(WORK TO COMPLETE): Repeat the data below exactly, dropping any pictures it holds.
# start of DATA EXTRACT
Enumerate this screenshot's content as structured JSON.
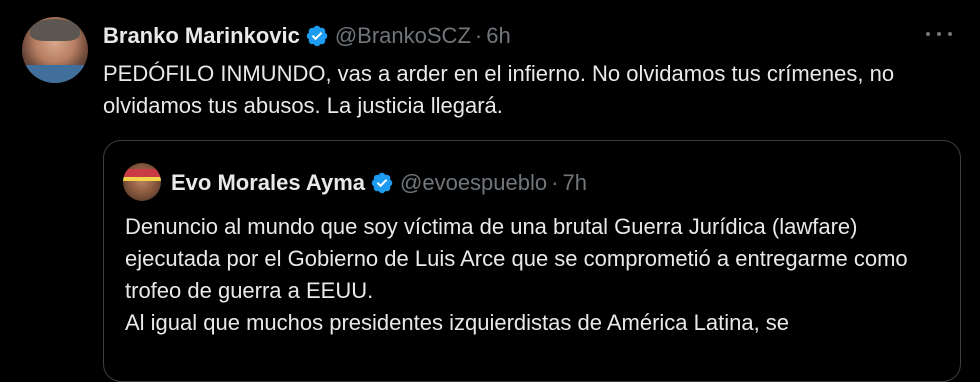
{
  "tweet": {
    "display_name": "Branko Marinkovic",
    "handle": "@BrankoSCZ",
    "separator": "·",
    "time": "6h",
    "text": "PEDÓFILO INMUNDO, vas a arder en el infierno. No olvidamos tus crímenes, no olvidamos tus abusos. La justicia llegará.",
    "more_icon": "more-horizontal-icon"
  },
  "quoted_tweet": {
    "display_name": "Evo Morales Ayma",
    "handle": "@evoespueblo",
    "separator": "·",
    "time": "7h",
    "paragraphs": [
      "Denuncio al mundo que soy víctima de una brutal Guerra Jurídica (lawfare) ejecutada por el Gobierno de Luis Arce que se comprometió a entregarme como trofeo de guerra a EEUU.",
      "Al igual que muchos presidentes izquierdistas de América Latina, se"
    ]
  },
  "colors": {
    "background": "#000000",
    "text": "#e7e9ea",
    "muted": "#71767b",
    "verified": "#1d9bf0",
    "border": "#3a3f44"
  }
}
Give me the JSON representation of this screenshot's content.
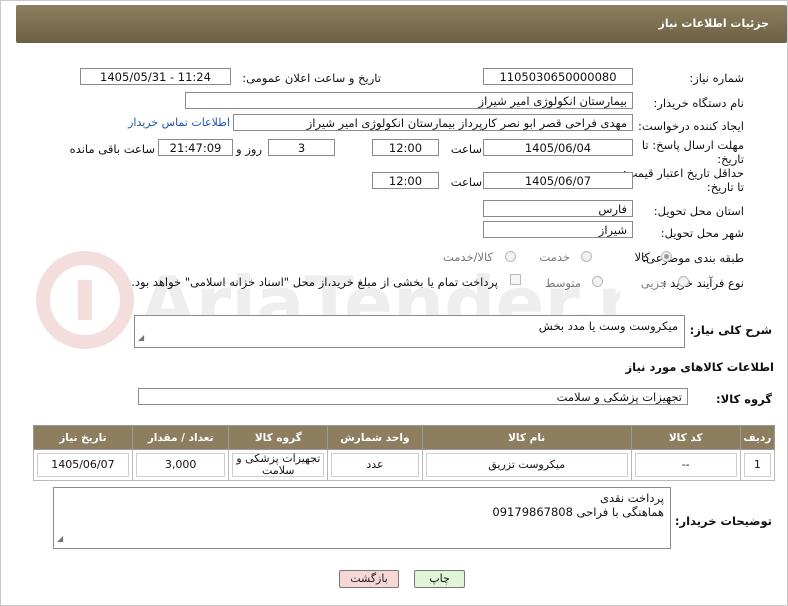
{
  "header": {
    "title": "جزئیات اطلاعات نیاز"
  },
  "watermark_text": "AriaTender.net",
  "form": {
    "need_number_label": "شماره نیاز:",
    "need_number": "1105030650000080",
    "announce_label": "تاریخ و ساعت اعلان عمومی:",
    "announce_value": "1405/05/31 - 11:24",
    "buyer_org_label": "نام دستگاه خریدار:",
    "buyer_org": "بیمارستان انکولوژی امیر شیراز",
    "creator_label": "ایجاد کننده درخواست:",
    "creator": "مهدی فراحی قصر ابو نصر کارپرداز بیمارستان انکولوژی امیر شیراز",
    "contact_link": "اطلاعات تماس خریدار",
    "deadline_label": "مهلت ارسال پاسخ: تا تاریخ:",
    "deadline_date": "1405/06/04",
    "time_label": "ساعت",
    "deadline_time": "12:00",
    "days_value": "3",
    "days_label": "روز و",
    "remaining_value": "21:47:09",
    "remaining_label": "ساعت باقی مانده",
    "validity_label": "حداقل تاریخ اعتبار قیمت: تا تاریخ:",
    "validity_date": "1405/06/07",
    "validity_time": "12:00",
    "province_label": "استان محل تحویل:",
    "province": "فارس",
    "city_label": "شهر محل تحویل:",
    "city": "شیراز",
    "category_label": "طبقه بندی موضوعی:",
    "category_options": [
      "کالا",
      "خدمت",
      "کالا/خدمت"
    ],
    "process_label": "نوع فرآیند خرید :",
    "process_options": [
      "جزیی",
      "متوسط"
    ],
    "payment_note": "پرداخت تمام یا بخشی از مبلغ خرید،از محل \"اسناد خزانه اسلامی\" خواهد بود."
  },
  "summary": {
    "label": "شرح کلی نیاز:",
    "value": "میکروست وست یا مدد بخش"
  },
  "goods_section_title": "اطلاعات کالاهای مورد نیاز",
  "goods_group": {
    "label": "گروه کالا:",
    "value": "تجهیزات پزشکی و سلامت"
  },
  "table": {
    "headers": [
      "ردیف",
      "کد کالا",
      "نام کالا",
      "واحد شمارش",
      "گروه کالا",
      "تعداد / مقدار",
      "تاریخ نیاز"
    ],
    "rows": [
      [
        "1",
        "--",
        "میکروست تزریق",
        "عدد",
        "تجهیزات پزشکی و سلامت",
        "3,000",
        "1405/06/07"
      ]
    ]
  },
  "buyer_notes": {
    "label": "توضیحات خریدار:",
    "line1": "پرداخت نقدی",
    "line2": "هماهنگی با فراحی 09179867808"
  },
  "buttons": {
    "print": "چاپ",
    "back": "بازگشت"
  },
  "colors": {
    "header_bg": "#8c7e5f",
    "link": "#1a56b3",
    "print_btn": "#dff5d6",
    "back_btn": "#f7d6d6"
  }
}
# end of DATA EXTRACT
(WRITTEN ANSWER):
Enumerate this screenshot's content as structured JSON.
{
  "tweet": {
    "display_name": "Branko Marinkovic",
    "handle": "@BrankoSCZ",
    "separator": "·",
    "time": "6h",
    "text": "PEDÓFILO INMUNDO, vas a arder en el infierno. No olvidamos tus crímenes, no olvidamos tus abusos. La justicia llegará.",
    "more_icon": "more-horizontal-icon"
  },
  "quoted_tweet": {
    "display_name": "Evo Morales Ayma",
    "handle": "@evoespueblo",
    "separator": "·",
    "time": "7h",
    "paragraphs": [
      "Denuncio al mundo que soy víctima de una brutal Guerra Jurídica (lawfare) ejecutada por el Gobierno de Luis Arce que se comprometió a entregarme como trofeo de guerra a EEUU.",
      "Al igual que muchos presidentes izquierdistas de América Latina, se"
    ]
  },
  "colors": {
    "background": "#000000",
    "text": "#e7e9ea",
    "muted": "#71767b",
    "verified": "#1d9bf0",
    "border": "#3a3f44"
  }
}
Give me the JSON representation of this screenshot's content.
{
  "header": {
    "title": "جزئیات اطلاعات نیاز"
  },
  "watermark_text": "AriaTender.net",
  "form": {
    "need_number_label": "شماره نیاز:",
    "need_number": "1105030650000080",
    "announce_label": "تاریخ و ساعت اعلان عمومی:",
    "announce_value": "1405/05/31 - 11:24",
    "buyer_org_label": "نام دستگاه خریدار:",
    "buyer_org": "بیمارستان انکولوژی امیر شیراز",
    "creator_label": "ایجاد کننده درخواست:",
    "creator": "مهدی فراحی قصر ابو نصر کارپرداز بیمارستان انکولوژی امیر شیراز",
    "contact_link": "اطلاعات تماس خریدار",
    "deadline_label": "مهلت ارسال پاسخ: تا تاریخ:",
    "deadline_date": "1405/06/04",
    "time_label": "ساعت",
    "deadline_time": "12:00",
    "days_value": "3",
    "days_label": "روز و",
    "remaining_value": "21:47:09",
    "remaining_label": "ساعت باقی مانده",
    "validity_label": "حداقل تاریخ اعتبار قیمت: تا تاریخ:",
    "validity_date": "1405/06/07",
    "validity_time": "12:00",
    "province_label": "استان محل تحویل:",
    "province": "فارس",
    "city_label": "شهر محل تحویل:",
    "city": "شیراز",
    "category_label": "طبقه بندی موضوعی:",
    "category_options": [
      "کالا",
      "خدمت",
      "کالا/خدمت"
    ],
    "process_label": "نوع فرآیند خرید :",
    "process_options": [
      "جزیی",
      "متوسط"
    ],
    "payment_note": "پرداخت تمام یا بخشی از مبلغ خرید،از محل \"اسناد خزانه اسلامی\" خواهد بود."
  },
  "summary": {
    "label": "شرح کلی نیاز:",
    "value": "میکروست وست یا مدد بخش"
  },
  "goods_section_title": "اطلاعات کالاهای مورد نیاز",
  "goods_group": {
    "label": "گروه کالا:",
    "value": "تجهیزات پزشکی و سلامت"
  },
  "table": {
    "headers": [
      "ردیف",
      "کد کالا",
      "نام کالا",
      "واحد شمارش",
      "گروه کالا",
      "تعداد / مقدار",
      "تاریخ نیاز"
    ],
    "rows": [
      [
        "1",
        "--",
        "میکروست تزریق",
        "عدد",
        "تجهیزات پزشکی و سلامت",
        "3,000",
        "1405/06/07"
      ]
    ]
  },
  "buyer_notes": {
    "label": "توضیحات خریدار:",
    "line1": "پرداخت نقدی",
    "line2": "هماهنگی با فراحی 09179867808"
  },
  "buttons": {
    "print": "چاپ",
    "back": "بازگشت"
  },
  "colors": {
    "header_bg": "#8c7e5f",
    "link": "#1a56b3",
    "print_btn": "#dff5d6",
    "back_btn": "#f7d6d6"
  }
}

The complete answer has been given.